Records to process:
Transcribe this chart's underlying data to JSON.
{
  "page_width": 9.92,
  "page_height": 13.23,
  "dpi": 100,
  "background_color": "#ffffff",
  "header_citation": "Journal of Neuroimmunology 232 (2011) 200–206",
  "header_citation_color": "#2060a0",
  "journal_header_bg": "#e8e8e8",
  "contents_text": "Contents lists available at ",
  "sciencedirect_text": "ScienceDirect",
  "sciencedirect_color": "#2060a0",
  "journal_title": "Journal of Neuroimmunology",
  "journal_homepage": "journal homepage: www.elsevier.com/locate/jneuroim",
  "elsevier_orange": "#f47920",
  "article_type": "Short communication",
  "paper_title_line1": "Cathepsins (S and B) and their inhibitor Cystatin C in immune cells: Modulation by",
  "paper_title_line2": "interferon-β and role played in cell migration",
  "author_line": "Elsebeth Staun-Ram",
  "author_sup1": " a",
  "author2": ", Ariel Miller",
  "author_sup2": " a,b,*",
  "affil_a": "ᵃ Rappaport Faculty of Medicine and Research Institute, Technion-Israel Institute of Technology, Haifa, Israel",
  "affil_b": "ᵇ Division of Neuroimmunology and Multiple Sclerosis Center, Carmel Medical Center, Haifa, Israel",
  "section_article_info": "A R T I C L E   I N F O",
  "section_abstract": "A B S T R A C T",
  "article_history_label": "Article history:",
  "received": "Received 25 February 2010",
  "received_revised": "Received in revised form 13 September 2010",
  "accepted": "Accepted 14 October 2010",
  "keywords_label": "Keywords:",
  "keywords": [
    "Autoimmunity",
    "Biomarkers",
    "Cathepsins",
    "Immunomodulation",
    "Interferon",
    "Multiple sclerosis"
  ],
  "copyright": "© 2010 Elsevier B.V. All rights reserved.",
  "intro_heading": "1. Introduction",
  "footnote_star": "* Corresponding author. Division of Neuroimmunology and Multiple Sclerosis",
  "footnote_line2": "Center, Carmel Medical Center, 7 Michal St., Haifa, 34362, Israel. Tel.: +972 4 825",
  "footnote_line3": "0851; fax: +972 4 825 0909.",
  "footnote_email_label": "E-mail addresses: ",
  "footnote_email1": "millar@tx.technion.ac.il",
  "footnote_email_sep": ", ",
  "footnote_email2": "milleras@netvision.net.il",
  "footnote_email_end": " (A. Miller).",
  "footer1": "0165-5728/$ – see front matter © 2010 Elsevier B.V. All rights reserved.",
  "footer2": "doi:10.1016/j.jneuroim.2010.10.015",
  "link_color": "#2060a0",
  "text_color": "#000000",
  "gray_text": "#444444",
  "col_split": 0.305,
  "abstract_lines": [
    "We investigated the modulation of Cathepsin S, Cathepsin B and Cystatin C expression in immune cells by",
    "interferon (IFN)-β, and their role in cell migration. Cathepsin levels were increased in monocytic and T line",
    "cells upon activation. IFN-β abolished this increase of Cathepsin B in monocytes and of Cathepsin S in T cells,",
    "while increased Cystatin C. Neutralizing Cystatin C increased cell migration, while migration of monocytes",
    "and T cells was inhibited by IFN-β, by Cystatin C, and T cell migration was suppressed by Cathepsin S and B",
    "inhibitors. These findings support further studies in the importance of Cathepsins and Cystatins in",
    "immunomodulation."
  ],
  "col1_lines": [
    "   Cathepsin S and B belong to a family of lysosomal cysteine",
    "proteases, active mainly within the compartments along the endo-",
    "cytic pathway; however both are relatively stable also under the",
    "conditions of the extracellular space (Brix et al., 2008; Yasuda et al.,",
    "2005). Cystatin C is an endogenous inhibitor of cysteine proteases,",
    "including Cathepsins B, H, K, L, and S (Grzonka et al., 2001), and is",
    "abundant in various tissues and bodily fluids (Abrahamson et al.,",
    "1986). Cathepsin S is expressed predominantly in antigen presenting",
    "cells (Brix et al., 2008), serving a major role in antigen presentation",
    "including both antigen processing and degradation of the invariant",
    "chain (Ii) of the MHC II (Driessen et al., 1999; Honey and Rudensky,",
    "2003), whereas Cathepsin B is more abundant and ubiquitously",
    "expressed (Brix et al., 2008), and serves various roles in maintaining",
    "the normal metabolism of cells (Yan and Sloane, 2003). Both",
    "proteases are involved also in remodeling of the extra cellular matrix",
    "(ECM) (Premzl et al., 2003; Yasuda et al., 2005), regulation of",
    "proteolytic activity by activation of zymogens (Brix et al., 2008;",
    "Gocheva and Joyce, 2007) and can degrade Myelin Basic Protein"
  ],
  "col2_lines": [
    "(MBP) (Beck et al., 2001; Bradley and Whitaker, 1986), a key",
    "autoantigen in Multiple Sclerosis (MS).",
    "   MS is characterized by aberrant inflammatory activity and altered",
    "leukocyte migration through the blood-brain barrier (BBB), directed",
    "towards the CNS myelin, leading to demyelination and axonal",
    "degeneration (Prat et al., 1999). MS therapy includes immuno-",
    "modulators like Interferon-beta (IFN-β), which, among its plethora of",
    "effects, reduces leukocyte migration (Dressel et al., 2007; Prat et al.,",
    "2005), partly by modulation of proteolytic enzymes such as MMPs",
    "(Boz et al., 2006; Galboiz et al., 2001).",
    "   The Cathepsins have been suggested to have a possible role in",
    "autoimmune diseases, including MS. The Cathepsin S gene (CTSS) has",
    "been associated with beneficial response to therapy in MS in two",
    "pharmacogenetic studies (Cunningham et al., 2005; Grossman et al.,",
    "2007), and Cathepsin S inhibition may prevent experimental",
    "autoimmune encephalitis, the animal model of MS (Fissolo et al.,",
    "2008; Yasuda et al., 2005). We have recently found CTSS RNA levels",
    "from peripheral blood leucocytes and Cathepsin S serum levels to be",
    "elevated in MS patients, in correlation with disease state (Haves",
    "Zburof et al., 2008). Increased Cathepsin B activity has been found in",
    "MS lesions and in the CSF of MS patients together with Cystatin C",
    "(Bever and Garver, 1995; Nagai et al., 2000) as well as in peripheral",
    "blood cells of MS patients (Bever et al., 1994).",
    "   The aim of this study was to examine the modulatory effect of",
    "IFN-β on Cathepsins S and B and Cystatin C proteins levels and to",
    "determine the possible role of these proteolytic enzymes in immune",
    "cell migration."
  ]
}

What you need to do: Without changing a single character, repeat each record.

Answer space:
Transcribe this chart's underlying data to JSON.
{
  "page_width": 9.92,
  "page_height": 13.23,
  "dpi": 100,
  "background_color": "#ffffff",
  "header_citation": "Journal of Neuroimmunology 232 (2011) 200–206",
  "header_citation_color": "#2060a0",
  "journal_header_bg": "#e8e8e8",
  "contents_text": "Contents lists available at ",
  "sciencedirect_text": "ScienceDirect",
  "sciencedirect_color": "#2060a0",
  "journal_title": "Journal of Neuroimmunology",
  "journal_homepage": "journal homepage: www.elsevier.com/locate/jneuroim",
  "elsevier_orange": "#f47920",
  "article_type": "Short communication",
  "paper_title_line1": "Cathepsins (S and B) and their inhibitor Cystatin C in immune cells: Modulation by",
  "paper_title_line2": "interferon-β and role played in cell migration",
  "author_line": "Elsebeth Staun-Ram",
  "author_sup1": " a",
  "author2": ", Ariel Miller",
  "author_sup2": " a,b,*",
  "affil_a": "ᵃ Rappaport Faculty of Medicine and Research Institute, Technion-Israel Institute of Technology, Haifa, Israel",
  "affil_b": "ᵇ Division of Neuroimmunology and Multiple Sclerosis Center, Carmel Medical Center, Haifa, Israel",
  "section_article_info": "A R T I C L E   I N F O",
  "section_abstract": "A B S T R A C T",
  "article_history_label": "Article history:",
  "received": "Received 25 February 2010",
  "received_revised": "Received in revised form 13 September 2010",
  "accepted": "Accepted 14 October 2010",
  "keywords_label": "Keywords:",
  "keywords": [
    "Autoimmunity",
    "Biomarkers",
    "Cathepsins",
    "Immunomodulation",
    "Interferon",
    "Multiple sclerosis"
  ],
  "copyright": "© 2010 Elsevier B.V. All rights reserved.",
  "intro_heading": "1. Introduction",
  "footnote_star": "* Corresponding author. Division of Neuroimmunology and Multiple Sclerosis",
  "footnote_line2": "Center, Carmel Medical Center, 7 Michal St., Haifa, 34362, Israel. Tel.: +972 4 825",
  "footnote_line3": "0851; fax: +972 4 825 0909.",
  "footnote_email_label": "E-mail addresses: ",
  "footnote_email1": "millar@tx.technion.ac.il",
  "footnote_email_sep": ", ",
  "footnote_email2": "milleras@netvision.net.il",
  "footnote_email_end": " (A. Miller).",
  "footer1": "0165-5728/$ – see front matter © 2010 Elsevier B.V. All rights reserved.",
  "footer2": "doi:10.1016/j.jneuroim.2010.10.015",
  "link_color": "#2060a0",
  "text_color": "#000000",
  "gray_text": "#444444",
  "col_split": 0.305,
  "abstract_lines": [
    "We investigated the modulation of Cathepsin S, Cathepsin B and Cystatin C expression in immune cells by",
    "interferon (IFN)-β, and their role in cell migration. Cathepsin levels were increased in monocytic and T line",
    "cells upon activation. IFN-β abolished this increase of Cathepsin B in monocytes and of Cathepsin S in T cells,",
    "while increased Cystatin C. Neutralizing Cystatin C increased cell migration, while migration of monocytes",
    "and T cells was inhibited by IFN-β, by Cystatin C, and T cell migration was suppressed by Cathepsin S and B",
    "inhibitors. These findings support further studies in the importance of Cathepsins and Cystatins in",
    "immunomodulation."
  ],
  "col1_lines": [
    "   Cathepsin S and B belong to a family of lysosomal cysteine",
    "proteases, active mainly within the compartments along the endo-",
    "cytic pathway; however both are relatively stable also under the",
    "conditions of the extracellular space (Brix et al., 2008; Yasuda et al.,",
    "2005). Cystatin C is an endogenous inhibitor of cysteine proteases,",
    "including Cathepsins B, H, K, L, and S (Grzonka et al., 2001), and is",
    "abundant in various tissues and bodily fluids (Abrahamson et al.,",
    "1986). Cathepsin S is expressed predominantly in antigen presenting",
    "cells (Brix et al., 2008), serving a major role in antigen presentation",
    "including both antigen processing and degradation of the invariant",
    "chain (Ii) of the MHC II (Driessen et al., 1999; Honey and Rudensky,",
    "2003), whereas Cathepsin B is more abundant and ubiquitously",
    "expressed (Brix et al., 2008), and serves various roles in maintaining",
    "the normal metabolism of cells (Yan and Sloane, 2003). Both",
    "proteases are involved also in remodeling of the extra cellular matrix",
    "(ECM) (Premzl et al., 2003; Yasuda et al., 2005), regulation of",
    "proteolytic activity by activation of zymogens (Brix et al., 2008;",
    "Gocheva and Joyce, 2007) and can degrade Myelin Basic Protein"
  ],
  "col2_lines": [
    "(MBP) (Beck et al., 2001; Bradley and Whitaker, 1986), a key",
    "autoantigen in Multiple Sclerosis (MS).",
    "   MS is characterized by aberrant inflammatory activity and altered",
    "leukocyte migration through the blood-brain barrier (BBB), directed",
    "towards the CNS myelin, leading to demyelination and axonal",
    "degeneration (Prat et al., 1999). MS therapy includes immuno-",
    "modulators like Interferon-beta (IFN-β), which, among its plethora of",
    "effects, reduces leukocyte migration (Dressel et al., 2007; Prat et al.,",
    "2005), partly by modulation of proteolytic enzymes such as MMPs",
    "(Boz et al., 2006; Galboiz et al., 2001).",
    "   The Cathepsins have been suggested to have a possible role in",
    "autoimmune diseases, including MS. The Cathepsin S gene (CTSS) has",
    "been associated with beneficial response to therapy in MS in two",
    "pharmacogenetic studies (Cunningham et al., 2005; Grossman et al.,",
    "2007), and Cathepsin S inhibition may prevent experimental",
    "autoimmune encephalitis, the animal model of MS (Fissolo et al.,",
    "2008; Yasuda et al., 2005). We have recently found CTSS RNA levels",
    "from peripheral blood leucocytes and Cathepsin S serum levels to be",
    "elevated in MS patients, in correlation with disease state (Haves",
    "Zburof et al., 2008). Increased Cathepsin B activity has been found in",
    "MS lesions and in the CSF of MS patients together with Cystatin C",
    "(Bever and Garver, 1995; Nagai et al., 2000) as well as in peripheral",
    "blood cells of MS patients (Bever et al., 1994).",
    "   The aim of this study was to examine the modulatory effect of",
    "IFN-β on Cathepsins S and B and Cystatin C proteins levels and to",
    "determine the possible role of these proteolytic enzymes in immune",
    "cell migration."
  ]
}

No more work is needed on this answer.